To do: Pick out each line with the word "What" from the material that follows.

Provided data:

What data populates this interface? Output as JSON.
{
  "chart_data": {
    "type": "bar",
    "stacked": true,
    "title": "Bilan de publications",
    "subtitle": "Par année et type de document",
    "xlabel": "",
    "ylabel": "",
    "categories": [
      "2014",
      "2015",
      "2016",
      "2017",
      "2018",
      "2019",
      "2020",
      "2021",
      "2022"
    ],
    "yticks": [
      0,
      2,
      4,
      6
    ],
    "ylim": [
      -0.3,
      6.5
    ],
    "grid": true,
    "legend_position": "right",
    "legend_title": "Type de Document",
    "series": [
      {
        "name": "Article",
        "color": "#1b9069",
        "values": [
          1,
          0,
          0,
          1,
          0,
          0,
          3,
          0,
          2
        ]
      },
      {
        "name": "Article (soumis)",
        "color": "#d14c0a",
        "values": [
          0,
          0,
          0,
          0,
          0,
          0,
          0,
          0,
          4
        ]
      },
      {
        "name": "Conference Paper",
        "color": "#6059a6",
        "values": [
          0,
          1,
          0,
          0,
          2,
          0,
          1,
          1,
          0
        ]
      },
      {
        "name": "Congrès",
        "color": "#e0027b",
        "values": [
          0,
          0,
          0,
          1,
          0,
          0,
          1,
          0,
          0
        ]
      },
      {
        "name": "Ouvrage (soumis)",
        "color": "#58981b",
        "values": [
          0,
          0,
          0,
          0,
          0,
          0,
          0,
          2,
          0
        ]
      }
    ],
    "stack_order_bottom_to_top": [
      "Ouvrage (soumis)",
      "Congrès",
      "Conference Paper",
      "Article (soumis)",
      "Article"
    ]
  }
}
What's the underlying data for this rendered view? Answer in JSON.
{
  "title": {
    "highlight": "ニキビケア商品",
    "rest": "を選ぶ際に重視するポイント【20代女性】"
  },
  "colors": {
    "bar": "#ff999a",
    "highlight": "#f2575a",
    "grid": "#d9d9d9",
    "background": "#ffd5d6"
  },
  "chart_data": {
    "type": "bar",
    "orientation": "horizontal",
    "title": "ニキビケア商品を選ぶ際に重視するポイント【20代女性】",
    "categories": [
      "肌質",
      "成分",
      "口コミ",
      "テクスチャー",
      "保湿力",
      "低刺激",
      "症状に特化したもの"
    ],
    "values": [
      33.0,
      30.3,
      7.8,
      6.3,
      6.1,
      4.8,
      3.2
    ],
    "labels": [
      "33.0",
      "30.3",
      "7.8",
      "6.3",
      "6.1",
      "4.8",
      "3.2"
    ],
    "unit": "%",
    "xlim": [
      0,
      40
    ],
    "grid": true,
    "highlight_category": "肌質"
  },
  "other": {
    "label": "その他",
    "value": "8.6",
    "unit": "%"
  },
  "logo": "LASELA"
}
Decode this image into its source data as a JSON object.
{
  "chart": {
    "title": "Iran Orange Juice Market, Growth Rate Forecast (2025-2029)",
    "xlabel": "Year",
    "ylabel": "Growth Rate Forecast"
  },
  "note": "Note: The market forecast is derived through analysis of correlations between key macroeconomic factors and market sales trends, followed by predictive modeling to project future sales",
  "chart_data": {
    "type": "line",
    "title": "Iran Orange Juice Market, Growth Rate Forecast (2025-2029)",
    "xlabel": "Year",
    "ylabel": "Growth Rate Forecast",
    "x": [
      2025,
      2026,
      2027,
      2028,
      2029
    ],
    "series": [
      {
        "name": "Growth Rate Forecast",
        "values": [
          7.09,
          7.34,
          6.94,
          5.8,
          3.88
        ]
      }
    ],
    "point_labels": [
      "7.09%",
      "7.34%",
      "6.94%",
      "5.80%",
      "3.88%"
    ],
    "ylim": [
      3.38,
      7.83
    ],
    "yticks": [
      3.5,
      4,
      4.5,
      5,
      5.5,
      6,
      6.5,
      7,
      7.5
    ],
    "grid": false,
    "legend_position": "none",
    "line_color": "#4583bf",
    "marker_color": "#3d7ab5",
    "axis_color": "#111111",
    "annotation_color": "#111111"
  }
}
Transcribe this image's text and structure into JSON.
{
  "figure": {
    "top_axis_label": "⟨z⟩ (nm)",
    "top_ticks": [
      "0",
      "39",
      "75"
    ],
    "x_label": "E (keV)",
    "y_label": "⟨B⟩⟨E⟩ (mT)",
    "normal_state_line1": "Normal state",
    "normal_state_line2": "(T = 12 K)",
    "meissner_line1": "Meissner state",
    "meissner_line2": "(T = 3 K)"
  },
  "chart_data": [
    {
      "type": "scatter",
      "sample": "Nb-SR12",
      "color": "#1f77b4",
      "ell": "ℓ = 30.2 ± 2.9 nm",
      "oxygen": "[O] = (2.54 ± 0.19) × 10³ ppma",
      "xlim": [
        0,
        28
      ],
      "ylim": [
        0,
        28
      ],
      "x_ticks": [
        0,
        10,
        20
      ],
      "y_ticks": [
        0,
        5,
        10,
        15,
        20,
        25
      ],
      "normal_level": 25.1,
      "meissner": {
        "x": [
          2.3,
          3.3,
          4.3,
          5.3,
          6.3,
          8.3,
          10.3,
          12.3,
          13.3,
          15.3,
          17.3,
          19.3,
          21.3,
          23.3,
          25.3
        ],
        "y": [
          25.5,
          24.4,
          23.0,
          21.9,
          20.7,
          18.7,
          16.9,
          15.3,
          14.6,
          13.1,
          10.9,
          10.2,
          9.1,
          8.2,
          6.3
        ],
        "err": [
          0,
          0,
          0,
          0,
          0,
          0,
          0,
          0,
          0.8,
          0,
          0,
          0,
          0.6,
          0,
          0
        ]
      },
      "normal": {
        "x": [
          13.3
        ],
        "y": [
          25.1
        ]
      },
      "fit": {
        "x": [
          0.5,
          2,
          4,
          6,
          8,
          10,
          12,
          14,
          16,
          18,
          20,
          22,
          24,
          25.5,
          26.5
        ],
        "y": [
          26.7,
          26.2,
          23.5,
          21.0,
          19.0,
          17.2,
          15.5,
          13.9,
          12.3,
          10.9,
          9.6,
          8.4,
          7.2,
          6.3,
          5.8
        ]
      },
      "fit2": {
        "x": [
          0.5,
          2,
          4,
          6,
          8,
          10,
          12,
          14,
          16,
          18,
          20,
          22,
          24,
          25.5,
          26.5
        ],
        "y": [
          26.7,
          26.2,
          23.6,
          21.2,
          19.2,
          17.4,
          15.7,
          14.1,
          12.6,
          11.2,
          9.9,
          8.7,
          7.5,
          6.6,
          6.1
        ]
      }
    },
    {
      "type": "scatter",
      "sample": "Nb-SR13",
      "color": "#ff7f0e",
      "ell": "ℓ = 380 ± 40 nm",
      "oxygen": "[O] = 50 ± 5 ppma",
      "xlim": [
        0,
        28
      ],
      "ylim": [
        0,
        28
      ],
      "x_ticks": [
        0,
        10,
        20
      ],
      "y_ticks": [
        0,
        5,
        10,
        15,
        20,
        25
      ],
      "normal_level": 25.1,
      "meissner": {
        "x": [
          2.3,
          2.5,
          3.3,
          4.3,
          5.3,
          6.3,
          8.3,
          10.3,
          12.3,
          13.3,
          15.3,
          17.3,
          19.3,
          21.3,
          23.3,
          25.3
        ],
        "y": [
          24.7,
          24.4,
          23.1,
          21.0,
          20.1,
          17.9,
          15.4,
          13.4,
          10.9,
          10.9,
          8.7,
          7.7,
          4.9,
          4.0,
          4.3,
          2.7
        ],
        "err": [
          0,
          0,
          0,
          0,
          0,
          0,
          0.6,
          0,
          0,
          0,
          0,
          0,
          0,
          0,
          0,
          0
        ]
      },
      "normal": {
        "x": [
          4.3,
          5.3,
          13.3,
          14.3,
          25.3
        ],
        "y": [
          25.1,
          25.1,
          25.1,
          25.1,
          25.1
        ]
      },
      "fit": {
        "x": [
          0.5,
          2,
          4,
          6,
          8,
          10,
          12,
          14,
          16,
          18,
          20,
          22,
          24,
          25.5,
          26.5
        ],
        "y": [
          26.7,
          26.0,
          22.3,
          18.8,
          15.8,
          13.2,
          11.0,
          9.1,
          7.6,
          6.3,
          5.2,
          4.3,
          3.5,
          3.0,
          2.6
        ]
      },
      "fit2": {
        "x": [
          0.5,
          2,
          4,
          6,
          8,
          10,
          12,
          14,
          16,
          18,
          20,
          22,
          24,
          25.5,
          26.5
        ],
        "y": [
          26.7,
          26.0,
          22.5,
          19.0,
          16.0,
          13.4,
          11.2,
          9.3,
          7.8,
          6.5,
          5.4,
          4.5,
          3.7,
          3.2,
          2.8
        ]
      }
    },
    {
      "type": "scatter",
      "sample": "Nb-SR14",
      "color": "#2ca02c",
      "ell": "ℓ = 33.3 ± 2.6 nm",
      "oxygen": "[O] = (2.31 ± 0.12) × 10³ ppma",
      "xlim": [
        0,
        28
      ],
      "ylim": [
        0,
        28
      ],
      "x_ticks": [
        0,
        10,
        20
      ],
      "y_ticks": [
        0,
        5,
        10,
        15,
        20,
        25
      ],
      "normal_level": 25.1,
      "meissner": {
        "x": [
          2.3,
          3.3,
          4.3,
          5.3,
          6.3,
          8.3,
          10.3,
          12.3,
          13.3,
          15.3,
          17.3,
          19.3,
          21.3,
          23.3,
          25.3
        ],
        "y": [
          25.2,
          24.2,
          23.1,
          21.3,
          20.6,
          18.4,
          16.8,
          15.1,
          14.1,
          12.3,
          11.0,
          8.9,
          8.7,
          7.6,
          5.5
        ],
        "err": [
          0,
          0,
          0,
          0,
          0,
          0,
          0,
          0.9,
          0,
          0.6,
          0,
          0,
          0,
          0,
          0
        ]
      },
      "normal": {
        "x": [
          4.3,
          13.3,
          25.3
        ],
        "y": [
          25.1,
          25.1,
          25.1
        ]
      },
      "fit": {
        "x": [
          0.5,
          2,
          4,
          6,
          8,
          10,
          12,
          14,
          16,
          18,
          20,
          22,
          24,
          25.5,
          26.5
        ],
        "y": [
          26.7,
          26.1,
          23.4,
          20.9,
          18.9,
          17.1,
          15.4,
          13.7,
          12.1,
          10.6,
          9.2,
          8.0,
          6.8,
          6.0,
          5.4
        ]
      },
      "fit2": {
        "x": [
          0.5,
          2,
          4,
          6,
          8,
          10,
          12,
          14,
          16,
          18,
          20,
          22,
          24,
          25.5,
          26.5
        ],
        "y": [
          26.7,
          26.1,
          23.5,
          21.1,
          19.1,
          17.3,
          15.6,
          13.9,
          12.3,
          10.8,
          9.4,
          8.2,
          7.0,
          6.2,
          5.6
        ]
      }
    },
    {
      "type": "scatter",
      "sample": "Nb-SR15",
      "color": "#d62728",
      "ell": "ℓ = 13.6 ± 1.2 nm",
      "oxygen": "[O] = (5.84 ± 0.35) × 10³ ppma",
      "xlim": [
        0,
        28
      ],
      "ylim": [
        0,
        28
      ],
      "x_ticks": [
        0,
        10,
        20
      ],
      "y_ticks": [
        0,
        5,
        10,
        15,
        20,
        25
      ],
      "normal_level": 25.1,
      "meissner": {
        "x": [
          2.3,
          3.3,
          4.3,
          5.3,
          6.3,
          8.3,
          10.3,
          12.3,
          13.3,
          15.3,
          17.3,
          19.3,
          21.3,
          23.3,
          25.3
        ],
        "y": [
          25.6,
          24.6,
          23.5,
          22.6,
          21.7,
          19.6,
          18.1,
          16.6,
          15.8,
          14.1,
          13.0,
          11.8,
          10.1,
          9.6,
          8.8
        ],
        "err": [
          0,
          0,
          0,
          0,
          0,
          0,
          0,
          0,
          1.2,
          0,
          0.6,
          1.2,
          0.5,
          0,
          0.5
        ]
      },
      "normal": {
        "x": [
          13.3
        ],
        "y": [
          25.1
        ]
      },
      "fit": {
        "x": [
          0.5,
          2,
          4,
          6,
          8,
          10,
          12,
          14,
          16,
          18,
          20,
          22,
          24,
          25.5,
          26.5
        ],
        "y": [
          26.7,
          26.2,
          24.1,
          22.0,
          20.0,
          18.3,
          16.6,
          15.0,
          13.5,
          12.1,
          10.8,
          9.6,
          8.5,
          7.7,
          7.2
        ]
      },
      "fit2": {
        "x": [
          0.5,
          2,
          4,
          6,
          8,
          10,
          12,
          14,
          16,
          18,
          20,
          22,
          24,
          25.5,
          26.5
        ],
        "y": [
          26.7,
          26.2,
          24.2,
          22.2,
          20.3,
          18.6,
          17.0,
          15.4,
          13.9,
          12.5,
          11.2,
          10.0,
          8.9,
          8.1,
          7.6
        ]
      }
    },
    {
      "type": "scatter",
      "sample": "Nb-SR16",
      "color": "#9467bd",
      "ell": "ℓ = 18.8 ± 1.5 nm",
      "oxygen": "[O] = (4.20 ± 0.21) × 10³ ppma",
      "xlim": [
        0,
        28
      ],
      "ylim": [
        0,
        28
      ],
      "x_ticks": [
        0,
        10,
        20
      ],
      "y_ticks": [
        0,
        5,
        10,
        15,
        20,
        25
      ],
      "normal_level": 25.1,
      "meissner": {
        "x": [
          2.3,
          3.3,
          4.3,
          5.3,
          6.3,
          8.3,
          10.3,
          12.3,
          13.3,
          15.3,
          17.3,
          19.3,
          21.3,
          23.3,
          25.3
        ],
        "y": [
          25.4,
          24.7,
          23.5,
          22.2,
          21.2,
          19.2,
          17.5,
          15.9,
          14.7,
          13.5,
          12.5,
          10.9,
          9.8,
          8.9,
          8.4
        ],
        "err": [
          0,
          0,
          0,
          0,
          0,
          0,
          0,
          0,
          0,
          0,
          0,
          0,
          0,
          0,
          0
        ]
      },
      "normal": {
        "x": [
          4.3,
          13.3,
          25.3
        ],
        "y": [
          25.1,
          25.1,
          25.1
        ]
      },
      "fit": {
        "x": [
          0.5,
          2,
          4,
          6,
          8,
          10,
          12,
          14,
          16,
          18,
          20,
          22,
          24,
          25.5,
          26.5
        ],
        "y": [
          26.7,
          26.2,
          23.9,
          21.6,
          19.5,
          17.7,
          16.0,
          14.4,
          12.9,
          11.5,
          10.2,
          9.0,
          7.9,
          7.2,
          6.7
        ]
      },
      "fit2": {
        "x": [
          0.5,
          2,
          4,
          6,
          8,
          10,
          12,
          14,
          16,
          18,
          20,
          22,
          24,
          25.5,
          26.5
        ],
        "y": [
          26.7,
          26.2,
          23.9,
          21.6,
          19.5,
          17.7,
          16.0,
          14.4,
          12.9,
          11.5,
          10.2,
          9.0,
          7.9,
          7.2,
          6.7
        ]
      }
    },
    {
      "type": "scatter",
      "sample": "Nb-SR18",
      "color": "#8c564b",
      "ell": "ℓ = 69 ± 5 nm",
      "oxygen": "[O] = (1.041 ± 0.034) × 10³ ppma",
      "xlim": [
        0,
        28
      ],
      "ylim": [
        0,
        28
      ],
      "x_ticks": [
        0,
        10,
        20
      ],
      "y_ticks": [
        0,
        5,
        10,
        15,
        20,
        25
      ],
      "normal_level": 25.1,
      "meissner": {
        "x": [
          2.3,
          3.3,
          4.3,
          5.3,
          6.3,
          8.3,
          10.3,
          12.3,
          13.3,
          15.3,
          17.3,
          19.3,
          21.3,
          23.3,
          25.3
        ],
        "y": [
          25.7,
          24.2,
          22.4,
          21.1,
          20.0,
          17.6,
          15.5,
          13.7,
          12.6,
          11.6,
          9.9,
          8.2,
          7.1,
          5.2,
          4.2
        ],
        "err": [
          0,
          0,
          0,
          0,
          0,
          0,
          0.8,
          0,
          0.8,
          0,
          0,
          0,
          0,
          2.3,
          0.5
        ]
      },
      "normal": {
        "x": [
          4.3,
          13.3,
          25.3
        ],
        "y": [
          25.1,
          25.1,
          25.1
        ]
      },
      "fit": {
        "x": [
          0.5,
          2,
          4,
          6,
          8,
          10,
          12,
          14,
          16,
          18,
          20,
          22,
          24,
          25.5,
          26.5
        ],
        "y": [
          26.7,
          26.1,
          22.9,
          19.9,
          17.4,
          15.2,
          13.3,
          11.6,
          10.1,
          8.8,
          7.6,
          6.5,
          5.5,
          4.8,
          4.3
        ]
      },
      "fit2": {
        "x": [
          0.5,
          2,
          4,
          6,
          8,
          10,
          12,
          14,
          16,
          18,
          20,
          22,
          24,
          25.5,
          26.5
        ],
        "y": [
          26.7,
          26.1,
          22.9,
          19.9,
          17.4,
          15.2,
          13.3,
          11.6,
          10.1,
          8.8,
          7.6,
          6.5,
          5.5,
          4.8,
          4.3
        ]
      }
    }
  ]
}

Problem solution:
What data populates this interface? Output as JSON.
What's the underlying data for this rendered view? Answer in JSON.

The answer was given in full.